• Dataset records:
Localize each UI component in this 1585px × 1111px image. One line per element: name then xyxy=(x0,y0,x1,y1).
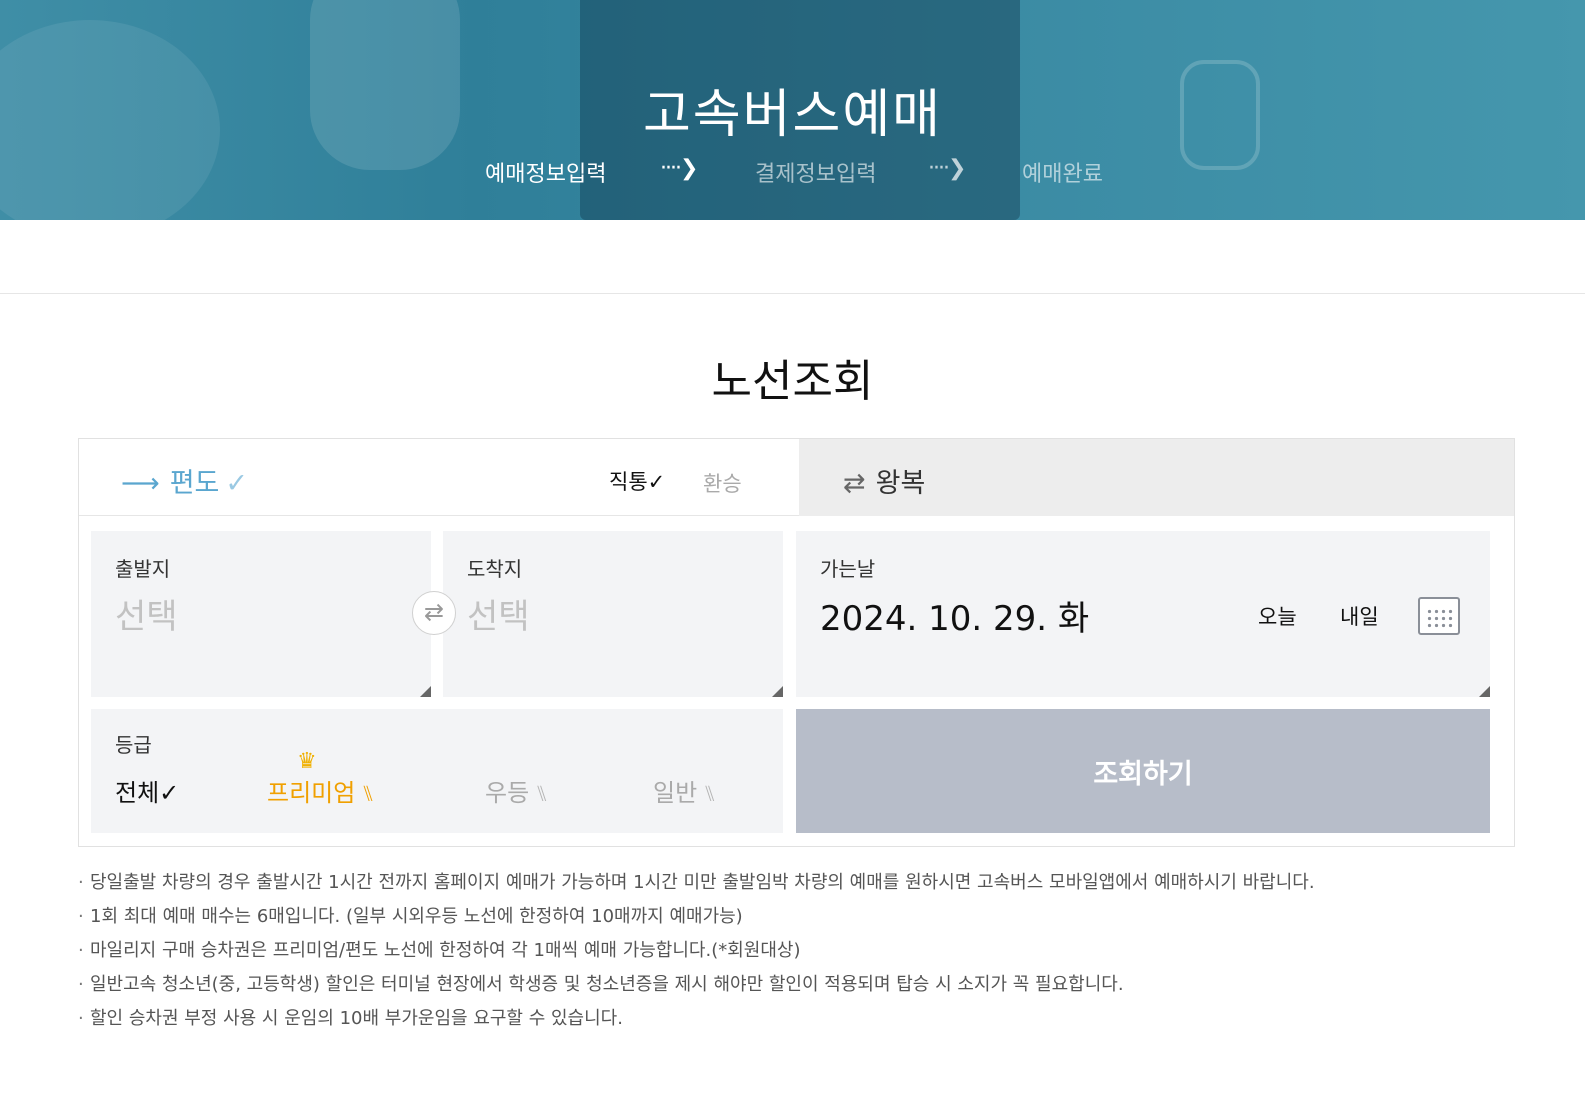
arrival-value: 선택 xyxy=(467,597,530,637)
section-title: 노선조회 xyxy=(711,356,874,407)
date-field[interactable]: 가는날 2024. 10. 29. 화 오늘 내일 xyxy=(796,531,1490,697)
route-search-form: ⟶ 편도 ✓ 직통✓ 환승 ⇄ 왕복 출발지 선택 도착지 선택 ⇄ 가는날 2024… xyxy=(78,438,1515,847)
corner-marker-icon xyxy=(772,686,783,697)
seat-icon: ⑊ xyxy=(535,782,549,807)
grade-premium-text: 프리미엄 xyxy=(267,779,356,807)
calendar-icon[interactable] xyxy=(1418,597,1460,635)
progress-steps: 예매정보입력 ····❯ 결제정보입력 ····❯ 예매완료 xyxy=(0,156,1585,187)
arrival-label: 도착지 xyxy=(467,557,523,581)
departure-field[interactable]: 출발지 선택 xyxy=(91,531,431,697)
step-complete: 예매완료 xyxy=(1022,162,1103,187)
notice-list: 당일출발 차량의 경우 출발시간 1시간 전까지 홈페이지 예매가 가능하며 1… xyxy=(78,870,1508,1040)
corner-marker-icon xyxy=(420,686,431,697)
swap-locations-button[interactable]: ⇄ xyxy=(412,591,456,635)
grade-premium-option[interactable]: 프리미엄 ⑊ xyxy=(267,773,375,808)
seat-icon: ⑊ xyxy=(703,782,717,807)
tomorrow-button[interactable]: 내일 xyxy=(1340,601,1379,631)
route-transfer-option[interactable]: 환승 xyxy=(703,468,742,498)
notice-item: 1회 최대 예매 매수는 6매입니다. (일부 시외우등 노선에 한정하여 10… xyxy=(78,904,1508,938)
departure-value: 선택 xyxy=(115,597,178,637)
seat-icon: ⑊ xyxy=(361,782,375,807)
grade-label: 등급 xyxy=(115,733,152,757)
notice-item: 할인 승차권 부정 사용 시 운임의 10배 부가운임을 요구할 수 있습니다. xyxy=(78,1006,1508,1040)
roundtrip-label: ⇄ 왕복 xyxy=(843,461,925,500)
arrival-field[interactable]: 도착지 선택 xyxy=(443,531,783,697)
check-icon: ✓ xyxy=(225,468,249,499)
grade-normal-text: 일반 xyxy=(653,779,698,807)
tab-oneway[interactable]: ⟶ 편도 ✓ 직통✓ 환승 xyxy=(79,439,799,516)
step-booking-info: 예매정보입력 xyxy=(485,162,607,187)
departure-label: 출발지 xyxy=(115,557,171,581)
notice-item: 일반고속 청소년(중, 고등학생) 할인은 터미널 현장에서 학생증 및 청소년… xyxy=(78,972,1508,1006)
grade-normal-option[interactable]: 일반 ⑊ xyxy=(653,773,716,808)
tab-roundtrip[interactable]: ⇄ 왕복 xyxy=(799,439,1514,516)
page-title: 고속버스예매 xyxy=(642,85,943,145)
step-payment-info: 결제정보입력 xyxy=(755,162,877,187)
notice-item: 당일출발 차량의 경우 출발시간 1시간 전까지 홈페이지 예매가 가능하며 1… xyxy=(78,870,1508,904)
oneway-text: 편도 xyxy=(169,468,220,499)
crown-icon: ♛ xyxy=(297,749,317,774)
section-divider xyxy=(0,293,1585,294)
step-arrow-icon: ····❯ xyxy=(928,156,966,181)
roundtrip-text: 왕복 xyxy=(875,468,926,499)
date-value: 2024. 10. 29. 화 xyxy=(820,599,1090,639)
search-button[interactable]: 조회하기 xyxy=(796,709,1490,833)
corner-marker-icon xyxy=(1479,686,1490,697)
route-direct-option[interactable]: 직통✓ xyxy=(609,466,665,496)
hero-banner: 고속버스예매 예매정보입력 ····❯ 결제정보입력 ····❯ 예매완료 xyxy=(0,0,1585,220)
grade-excellent-text: 우등 xyxy=(485,779,530,807)
arrow-right-icon: ⟶ xyxy=(121,468,160,499)
oneway-label: ⟶ 편도 ✓ xyxy=(121,461,248,500)
calendar-grid xyxy=(1426,608,1454,628)
step-arrow-icon: ····❯ xyxy=(660,156,698,181)
swap-arrows-icon: ⇄ xyxy=(843,468,866,499)
grade-all-option[interactable]: 전체✓ xyxy=(115,773,179,808)
grade-field: 등급 전체✓ ♛ 프리미엄 ⑊ 우등 ⑊ 일반 ⑊ xyxy=(91,709,783,833)
date-label: 가는날 xyxy=(820,557,876,581)
notice-item: 마일리지 구매 승차권은 프리미엄/편도 노선에 한정하여 각 1매씩 예매 가… xyxy=(78,938,1508,972)
today-button[interactable]: 오늘 xyxy=(1258,601,1297,631)
grade-excellent-option[interactable]: 우등 ⑊ xyxy=(485,773,548,808)
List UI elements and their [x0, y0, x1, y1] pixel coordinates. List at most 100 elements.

• Task statement:
Retype the data without any changes, starting with the line that contains "arrival-value: 선택 xyxy=(467,597,530,637)" and going on through the line that contains "notice-list: 당일출발 차량의".

• Completed task:
arrival-value: 선택 xyxy=(467,597,530,637)
section-title: 노선조회 xyxy=(711,356,874,407)
date-field[interactable]: 가는날 2024. 10. 29. 화 오늘 내일 xyxy=(796,531,1490,697)
route-search-form: ⟶ 편도 ✓ 직통✓ 환승 ⇄ 왕복 출발지 선택 도착지 선택 ⇄ 가는날 2024… xyxy=(78,438,1515,847)
corner-marker-icon xyxy=(772,686,783,697)
seat-icon: ⑊ xyxy=(535,782,549,807)
grade-premium-text: 프리미엄 xyxy=(267,779,356,807)
calendar-icon[interactable] xyxy=(1418,597,1460,635)
progress-steps: 예매정보입력 ····❯ 결제정보입력 ····❯ 예매완료 xyxy=(0,156,1585,187)
arrival-label: 도착지 xyxy=(467,557,523,581)
departure-field[interactable]: 출발지 선택 xyxy=(91,531,431,697)
step-complete: 예매완료 xyxy=(1022,162,1103,187)
notice-list: 당일출발 차량의 경우 출발시간 1시간 전까지 홈페이지 예매가 가능하며 1… xyxy=(78,870,1508,1040)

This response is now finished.